TASK: Copy everything in the data below exactly except the pictures.

LISTED RECORDS:

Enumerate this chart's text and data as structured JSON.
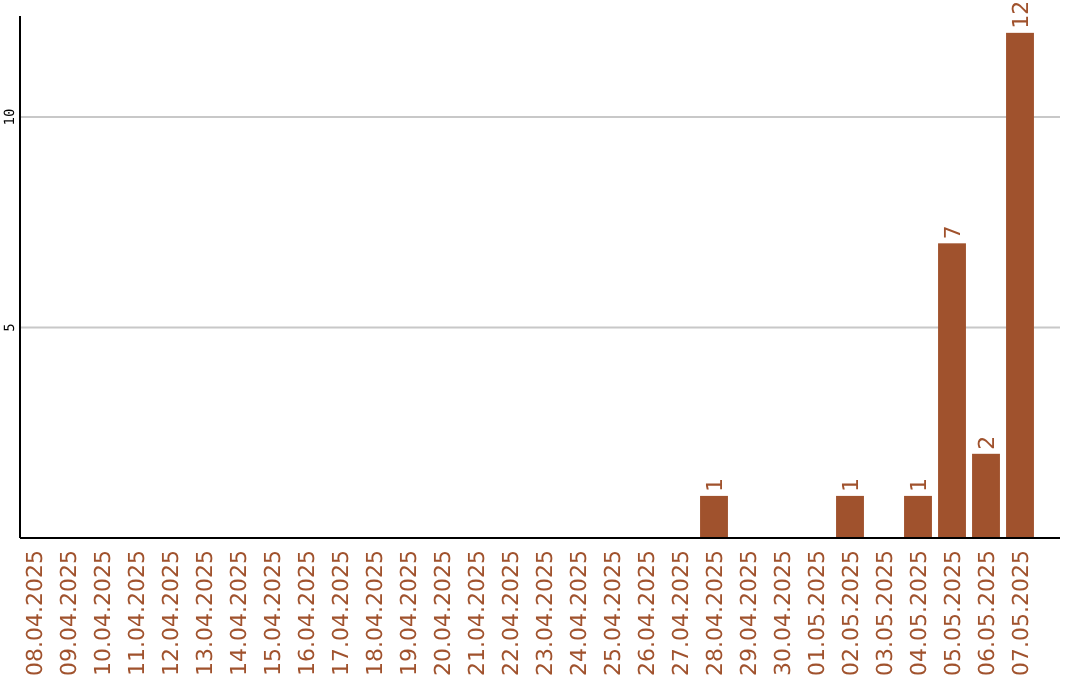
{
  "chart_data": {
    "type": "bar",
    "categories": [
      "08.04.2025",
      "09.04.2025",
      "10.04.2025",
      "11.04.2025",
      "12.04.2025",
      "13.04.2025",
      "14.04.2025",
      "15.04.2025",
      "16.04.2025",
      "17.04.2025",
      "18.04.2025",
      "19.04.2025",
      "20.04.2025",
      "21.04.2025",
      "22.04.2025",
      "23.04.2025",
      "24.04.2025",
      "25.04.2025",
      "26.04.2025",
      "27.04.2025",
      "28.04.2025",
      "29.04.2025",
      "30.04.2025",
      "01.05.2025",
      "02.05.2025",
      "03.05.2025",
      "04.05.2025",
      "05.05.2025",
      "06.05.2025",
      "07.05.2025"
    ],
    "values": [
      0,
      0,
      0,
      0,
      0,
      0,
      0,
      0,
      0,
      0,
      0,
      0,
      0,
      0,
      0,
      0,
      0,
      0,
      0,
      0,
      1,
      0,
      0,
      0,
      1,
      0,
      1,
      7,
      2,
      12
    ],
    "value_labels": [
      null,
      null,
      null,
      null,
      null,
      null,
      null,
      null,
      null,
      null,
      null,
      null,
      null,
      null,
      null,
      null,
      null,
      null,
      null,
      null,
      "1",
      null,
      null,
      null,
      "1",
      null,
      "1",
      "7",
      "2",
      "12"
    ],
    "color": "#a0522d",
    "ylim": [
      0,
      12.4
    ],
    "yticks": [
      5,
      10
    ],
    "grid": "y"
  }
}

SOLUTION FOR THIS TASK:
Enumerate this chart's text and data as structured JSON.
{
  "chart_data": {
    "type": "bar",
    "categories": [
      "08.04.2025",
      "09.04.2025",
      "10.04.2025",
      "11.04.2025",
      "12.04.2025",
      "13.04.2025",
      "14.04.2025",
      "15.04.2025",
      "16.04.2025",
      "17.04.2025",
      "18.04.2025",
      "19.04.2025",
      "20.04.2025",
      "21.04.2025",
      "22.04.2025",
      "23.04.2025",
      "24.04.2025",
      "25.04.2025",
      "26.04.2025",
      "27.04.2025",
      "28.04.2025",
      "29.04.2025",
      "30.04.2025",
      "01.05.2025",
      "02.05.2025",
      "03.05.2025",
      "04.05.2025",
      "05.05.2025",
      "06.05.2025",
      "07.05.2025"
    ],
    "values": [
      0,
      0,
      0,
      0,
      0,
      0,
      0,
      0,
      0,
      0,
      0,
      0,
      0,
      0,
      0,
      0,
      0,
      0,
      0,
      0,
      1,
      0,
      0,
      0,
      1,
      0,
      1,
      7,
      2,
      12
    ],
    "value_labels": [
      null,
      null,
      null,
      null,
      null,
      null,
      null,
      null,
      null,
      null,
      null,
      null,
      null,
      null,
      null,
      null,
      null,
      null,
      null,
      null,
      "1",
      null,
      null,
      null,
      "1",
      null,
      "1",
      "7",
      "2",
      "12"
    ],
    "color": "#a0522d",
    "ylim": [
      0,
      12.4
    ],
    "yticks": [
      5,
      10
    ],
    "grid": "y"
  }
}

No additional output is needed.